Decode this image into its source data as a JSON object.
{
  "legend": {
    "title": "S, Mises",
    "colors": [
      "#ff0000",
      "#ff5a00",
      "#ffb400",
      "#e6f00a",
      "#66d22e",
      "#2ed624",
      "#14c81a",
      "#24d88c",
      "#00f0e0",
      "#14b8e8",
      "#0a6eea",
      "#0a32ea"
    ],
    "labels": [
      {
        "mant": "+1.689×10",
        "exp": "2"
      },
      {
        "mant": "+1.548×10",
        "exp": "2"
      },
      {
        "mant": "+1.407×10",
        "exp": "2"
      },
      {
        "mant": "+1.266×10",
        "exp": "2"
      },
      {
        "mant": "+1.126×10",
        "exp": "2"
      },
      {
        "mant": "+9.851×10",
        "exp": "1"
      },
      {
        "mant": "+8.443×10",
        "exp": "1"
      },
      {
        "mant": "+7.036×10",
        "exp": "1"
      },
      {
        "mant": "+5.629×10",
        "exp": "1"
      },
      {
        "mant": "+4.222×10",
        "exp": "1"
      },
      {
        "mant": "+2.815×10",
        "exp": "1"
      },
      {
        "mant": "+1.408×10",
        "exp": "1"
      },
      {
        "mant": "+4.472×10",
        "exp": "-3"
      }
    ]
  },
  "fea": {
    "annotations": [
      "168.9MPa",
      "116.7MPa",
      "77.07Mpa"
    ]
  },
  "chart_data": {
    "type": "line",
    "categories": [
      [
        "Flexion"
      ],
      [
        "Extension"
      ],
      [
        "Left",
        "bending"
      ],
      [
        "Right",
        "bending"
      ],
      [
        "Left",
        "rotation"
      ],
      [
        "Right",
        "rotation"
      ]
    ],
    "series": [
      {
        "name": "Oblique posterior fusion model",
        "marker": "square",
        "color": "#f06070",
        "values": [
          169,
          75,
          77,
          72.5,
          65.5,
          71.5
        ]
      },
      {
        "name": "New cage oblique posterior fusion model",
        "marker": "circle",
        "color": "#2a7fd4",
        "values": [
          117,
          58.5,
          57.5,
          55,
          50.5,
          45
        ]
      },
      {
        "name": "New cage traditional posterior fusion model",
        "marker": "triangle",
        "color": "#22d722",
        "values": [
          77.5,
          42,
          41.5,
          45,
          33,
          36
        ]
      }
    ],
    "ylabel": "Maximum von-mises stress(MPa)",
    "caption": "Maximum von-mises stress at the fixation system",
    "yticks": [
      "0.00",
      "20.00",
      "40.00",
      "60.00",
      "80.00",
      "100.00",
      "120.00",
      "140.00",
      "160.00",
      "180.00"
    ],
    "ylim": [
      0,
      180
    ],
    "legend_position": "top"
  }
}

AIM OF THE TASK
Please restate the whole listing word for word.

THE RESULT
Decode this image into its source data as a JSON object.
{
  "legend": {
    "title": "S, Mises",
    "colors": [
      "#ff0000",
      "#ff5a00",
      "#ffb400",
      "#e6f00a",
      "#66d22e",
      "#2ed624",
      "#14c81a",
      "#24d88c",
      "#00f0e0",
      "#14b8e8",
      "#0a6eea",
      "#0a32ea"
    ],
    "labels": [
      {
        "mant": "+1.689×10",
        "exp": "2"
      },
      {
        "mant": "+1.548×10",
        "exp": "2"
      },
      {
        "mant": "+1.407×10",
        "exp": "2"
      },
      {
        "mant": "+1.266×10",
        "exp": "2"
      },
      {
        "mant": "+1.126×10",
        "exp": "2"
      },
      {
        "mant": "+9.851×10",
        "exp": "1"
      },
      {
        "mant": "+8.443×10",
        "exp": "1"
      },
      {
        "mant": "+7.036×10",
        "exp": "1"
      },
      {
        "mant": "+5.629×10",
        "exp": "1"
      },
      {
        "mant": "+4.222×10",
        "exp": "1"
      },
      {
        "mant": "+2.815×10",
        "exp": "1"
      },
      {
        "mant": "+1.408×10",
        "exp": "1"
      },
      {
        "mant": "+4.472×10",
        "exp": "-3"
      }
    ]
  },
  "fea": {
    "annotations": [
      "168.9MPa",
      "116.7MPa",
      "77.07Mpa"
    ]
  },
  "chart_data": {
    "type": "line",
    "categories": [
      [
        "Flexion"
      ],
      [
        "Extension"
      ],
      [
        "Left",
        "bending"
      ],
      [
        "Right",
        "bending"
      ],
      [
        "Left",
        "rotation"
      ],
      [
        "Right",
        "rotation"
      ]
    ],
    "series": [
      {
        "name": "Oblique posterior fusion model",
        "marker": "square",
        "color": "#f06070",
        "values": [
          169,
          75,
          77,
          72.5,
          65.5,
          71.5
        ]
      },
      {
        "name": "New cage oblique posterior fusion model",
        "marker": "circle",
        "color": "#2a7fd4",
        "values": [
          117,
          58.5,
          57.5,
          55,
          50.5,
          45
        ]
      },
      {
        "name": "New cage traditional posterior fusion model",
        "marker": "triangle",
        "color": "#22d722",
        "values": [
          77.5,
          42,
          41.5,
          45,
          33,
          36
        ]
      }
    ],
    "ylabel": "Maximum von-mises stress(MPa)",
    "caption": "Maximum von-mises stress at the fixation system",
    "yticks": [
      "0.00",
      "20.00",
      "40.00",
      "60.00",
      "80.00",
      "100.00",
      "120.00",
      "140.00",
      "160.00",
      "180.00"
    ],
    "ylim": [
      0,
      180
    ],
    "legend_position": "top"
  }
}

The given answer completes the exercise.